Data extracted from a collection
▬▬▬▬▬▬
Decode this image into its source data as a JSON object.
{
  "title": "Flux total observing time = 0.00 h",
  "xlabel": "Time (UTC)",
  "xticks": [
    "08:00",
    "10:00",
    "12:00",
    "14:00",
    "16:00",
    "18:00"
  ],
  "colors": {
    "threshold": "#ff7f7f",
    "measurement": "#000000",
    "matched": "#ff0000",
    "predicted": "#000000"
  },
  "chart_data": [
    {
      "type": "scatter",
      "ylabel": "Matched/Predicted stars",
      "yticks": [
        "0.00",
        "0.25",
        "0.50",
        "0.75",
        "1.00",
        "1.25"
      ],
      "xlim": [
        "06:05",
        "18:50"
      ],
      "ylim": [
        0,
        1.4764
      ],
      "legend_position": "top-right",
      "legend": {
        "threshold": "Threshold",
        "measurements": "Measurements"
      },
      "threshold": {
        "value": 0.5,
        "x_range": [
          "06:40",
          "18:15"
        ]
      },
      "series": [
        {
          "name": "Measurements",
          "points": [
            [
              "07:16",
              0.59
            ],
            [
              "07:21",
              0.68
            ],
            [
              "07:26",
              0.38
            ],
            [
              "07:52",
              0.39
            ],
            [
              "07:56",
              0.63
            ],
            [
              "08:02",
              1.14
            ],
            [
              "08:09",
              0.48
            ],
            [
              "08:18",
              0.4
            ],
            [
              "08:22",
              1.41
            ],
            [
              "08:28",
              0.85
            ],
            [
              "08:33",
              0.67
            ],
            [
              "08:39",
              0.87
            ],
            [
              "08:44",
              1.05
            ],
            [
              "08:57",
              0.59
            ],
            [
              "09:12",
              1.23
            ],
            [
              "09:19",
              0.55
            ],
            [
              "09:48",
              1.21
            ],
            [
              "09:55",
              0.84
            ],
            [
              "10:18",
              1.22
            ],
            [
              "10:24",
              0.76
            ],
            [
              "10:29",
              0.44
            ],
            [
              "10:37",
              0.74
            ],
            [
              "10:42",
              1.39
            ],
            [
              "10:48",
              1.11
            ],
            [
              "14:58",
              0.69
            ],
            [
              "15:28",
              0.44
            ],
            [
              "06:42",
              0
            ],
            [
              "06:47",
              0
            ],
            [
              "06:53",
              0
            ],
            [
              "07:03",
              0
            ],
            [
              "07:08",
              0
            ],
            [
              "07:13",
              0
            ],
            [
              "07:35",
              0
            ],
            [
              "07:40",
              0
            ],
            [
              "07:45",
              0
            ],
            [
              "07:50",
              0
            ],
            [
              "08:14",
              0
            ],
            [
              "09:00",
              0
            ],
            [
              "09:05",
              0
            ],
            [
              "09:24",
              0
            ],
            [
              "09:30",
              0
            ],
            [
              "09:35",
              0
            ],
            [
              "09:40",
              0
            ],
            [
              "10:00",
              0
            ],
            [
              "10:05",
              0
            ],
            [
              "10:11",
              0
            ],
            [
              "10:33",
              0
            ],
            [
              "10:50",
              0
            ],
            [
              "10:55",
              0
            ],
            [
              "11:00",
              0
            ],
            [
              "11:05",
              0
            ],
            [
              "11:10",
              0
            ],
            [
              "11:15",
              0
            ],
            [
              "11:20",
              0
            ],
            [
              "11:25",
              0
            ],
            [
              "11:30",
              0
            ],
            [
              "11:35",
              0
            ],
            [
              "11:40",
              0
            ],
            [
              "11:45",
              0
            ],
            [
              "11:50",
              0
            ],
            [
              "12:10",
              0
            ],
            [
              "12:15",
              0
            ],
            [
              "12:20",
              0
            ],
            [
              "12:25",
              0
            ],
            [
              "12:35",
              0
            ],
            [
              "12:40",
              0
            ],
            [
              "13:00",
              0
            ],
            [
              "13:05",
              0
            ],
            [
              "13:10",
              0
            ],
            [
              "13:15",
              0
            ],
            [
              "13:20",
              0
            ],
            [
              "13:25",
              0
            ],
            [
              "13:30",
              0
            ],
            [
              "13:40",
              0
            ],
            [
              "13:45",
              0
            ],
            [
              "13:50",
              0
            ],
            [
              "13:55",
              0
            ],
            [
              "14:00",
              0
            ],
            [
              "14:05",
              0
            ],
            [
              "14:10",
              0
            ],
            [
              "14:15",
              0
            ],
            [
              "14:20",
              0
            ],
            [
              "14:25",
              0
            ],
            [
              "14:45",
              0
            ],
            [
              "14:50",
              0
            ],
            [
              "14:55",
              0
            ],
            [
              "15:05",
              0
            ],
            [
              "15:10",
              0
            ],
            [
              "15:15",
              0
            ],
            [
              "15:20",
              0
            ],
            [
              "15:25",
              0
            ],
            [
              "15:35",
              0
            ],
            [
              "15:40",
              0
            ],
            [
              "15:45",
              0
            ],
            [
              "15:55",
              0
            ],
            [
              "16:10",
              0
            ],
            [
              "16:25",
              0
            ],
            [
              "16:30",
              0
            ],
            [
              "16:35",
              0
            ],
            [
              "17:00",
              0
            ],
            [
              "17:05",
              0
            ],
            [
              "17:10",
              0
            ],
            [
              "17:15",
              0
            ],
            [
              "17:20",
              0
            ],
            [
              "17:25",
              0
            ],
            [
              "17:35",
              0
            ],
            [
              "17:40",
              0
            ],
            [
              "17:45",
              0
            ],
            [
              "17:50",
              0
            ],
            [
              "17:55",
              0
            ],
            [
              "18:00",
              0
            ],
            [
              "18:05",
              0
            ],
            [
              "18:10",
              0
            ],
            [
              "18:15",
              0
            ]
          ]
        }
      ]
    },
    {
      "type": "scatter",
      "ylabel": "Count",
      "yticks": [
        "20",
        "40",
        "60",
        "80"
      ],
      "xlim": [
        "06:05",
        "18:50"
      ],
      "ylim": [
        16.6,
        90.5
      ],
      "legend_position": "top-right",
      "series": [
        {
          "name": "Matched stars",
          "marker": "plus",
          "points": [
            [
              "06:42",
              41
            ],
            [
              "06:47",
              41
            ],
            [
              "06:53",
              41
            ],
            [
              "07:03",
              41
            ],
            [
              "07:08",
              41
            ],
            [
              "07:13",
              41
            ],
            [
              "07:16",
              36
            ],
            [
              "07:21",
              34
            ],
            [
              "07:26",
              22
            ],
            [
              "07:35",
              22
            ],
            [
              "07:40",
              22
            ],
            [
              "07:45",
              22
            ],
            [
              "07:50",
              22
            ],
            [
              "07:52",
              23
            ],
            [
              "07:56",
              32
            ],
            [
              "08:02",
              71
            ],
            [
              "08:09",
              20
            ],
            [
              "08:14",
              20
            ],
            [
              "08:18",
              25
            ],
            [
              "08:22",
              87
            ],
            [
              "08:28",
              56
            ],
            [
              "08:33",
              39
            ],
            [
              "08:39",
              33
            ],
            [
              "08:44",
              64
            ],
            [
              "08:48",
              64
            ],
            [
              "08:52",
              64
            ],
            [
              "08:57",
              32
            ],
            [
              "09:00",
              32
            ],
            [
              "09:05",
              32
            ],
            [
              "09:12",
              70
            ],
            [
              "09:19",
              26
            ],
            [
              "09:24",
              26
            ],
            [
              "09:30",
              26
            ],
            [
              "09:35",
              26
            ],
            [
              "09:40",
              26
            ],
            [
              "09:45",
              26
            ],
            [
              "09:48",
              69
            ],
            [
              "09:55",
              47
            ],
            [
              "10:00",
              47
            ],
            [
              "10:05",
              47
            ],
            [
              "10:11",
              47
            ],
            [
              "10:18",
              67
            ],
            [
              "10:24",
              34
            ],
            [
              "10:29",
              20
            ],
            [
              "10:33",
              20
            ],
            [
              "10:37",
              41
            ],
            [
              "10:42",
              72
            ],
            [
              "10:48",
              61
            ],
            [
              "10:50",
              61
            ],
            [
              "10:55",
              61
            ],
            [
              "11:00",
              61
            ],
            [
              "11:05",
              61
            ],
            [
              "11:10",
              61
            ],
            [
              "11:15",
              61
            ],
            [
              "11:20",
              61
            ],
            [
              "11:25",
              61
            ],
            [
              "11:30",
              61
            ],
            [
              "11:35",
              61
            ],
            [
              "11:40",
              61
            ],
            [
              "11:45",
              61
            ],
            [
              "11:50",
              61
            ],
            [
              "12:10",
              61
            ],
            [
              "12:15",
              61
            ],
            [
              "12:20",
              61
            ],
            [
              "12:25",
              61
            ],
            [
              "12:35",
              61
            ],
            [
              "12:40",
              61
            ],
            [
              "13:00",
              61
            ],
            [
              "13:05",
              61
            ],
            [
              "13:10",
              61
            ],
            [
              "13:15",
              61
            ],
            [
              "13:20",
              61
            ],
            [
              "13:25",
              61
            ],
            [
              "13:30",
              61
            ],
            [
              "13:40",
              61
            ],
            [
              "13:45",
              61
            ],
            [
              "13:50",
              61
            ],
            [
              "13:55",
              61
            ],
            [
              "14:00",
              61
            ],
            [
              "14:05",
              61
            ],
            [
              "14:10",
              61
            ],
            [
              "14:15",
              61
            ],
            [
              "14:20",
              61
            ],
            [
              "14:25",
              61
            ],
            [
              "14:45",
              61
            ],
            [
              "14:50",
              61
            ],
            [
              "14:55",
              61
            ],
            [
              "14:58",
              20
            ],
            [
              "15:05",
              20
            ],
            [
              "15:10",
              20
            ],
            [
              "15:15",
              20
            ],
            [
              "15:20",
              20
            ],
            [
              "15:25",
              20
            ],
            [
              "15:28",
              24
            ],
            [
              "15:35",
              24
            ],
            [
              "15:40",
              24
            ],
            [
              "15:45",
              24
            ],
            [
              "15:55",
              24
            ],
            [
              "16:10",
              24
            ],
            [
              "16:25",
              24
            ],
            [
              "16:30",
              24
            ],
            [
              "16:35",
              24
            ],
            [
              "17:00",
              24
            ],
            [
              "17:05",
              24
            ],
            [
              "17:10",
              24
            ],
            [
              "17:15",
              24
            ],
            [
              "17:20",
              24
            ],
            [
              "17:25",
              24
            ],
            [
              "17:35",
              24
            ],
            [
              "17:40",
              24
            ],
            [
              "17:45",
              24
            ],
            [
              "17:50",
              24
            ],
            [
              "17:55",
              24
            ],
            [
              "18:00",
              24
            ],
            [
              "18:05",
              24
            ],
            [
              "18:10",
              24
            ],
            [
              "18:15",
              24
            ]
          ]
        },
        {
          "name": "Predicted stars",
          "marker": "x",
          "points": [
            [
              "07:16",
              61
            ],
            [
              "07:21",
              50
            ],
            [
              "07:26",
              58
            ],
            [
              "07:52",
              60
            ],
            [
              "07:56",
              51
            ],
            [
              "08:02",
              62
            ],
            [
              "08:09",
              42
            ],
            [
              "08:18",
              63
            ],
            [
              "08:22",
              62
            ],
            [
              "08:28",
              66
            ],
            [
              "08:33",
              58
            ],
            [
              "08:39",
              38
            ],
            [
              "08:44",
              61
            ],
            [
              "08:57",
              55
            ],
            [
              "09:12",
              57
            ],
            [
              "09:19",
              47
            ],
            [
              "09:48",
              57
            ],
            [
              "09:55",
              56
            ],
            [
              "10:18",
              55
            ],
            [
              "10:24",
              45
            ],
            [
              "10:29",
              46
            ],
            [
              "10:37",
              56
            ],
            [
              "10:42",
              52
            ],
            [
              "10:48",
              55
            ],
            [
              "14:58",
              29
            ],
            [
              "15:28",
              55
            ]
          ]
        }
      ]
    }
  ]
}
▬▬▬▬▬▬
* _PROBLEM TO SOLVE_
Each line in the data that holds the string "name" should be found and copied.

* _SOLUTION TO THIS PROBLEM_
          "name": "Measurements",
          "name": "Matched stars",
          "name": "Predicted stars",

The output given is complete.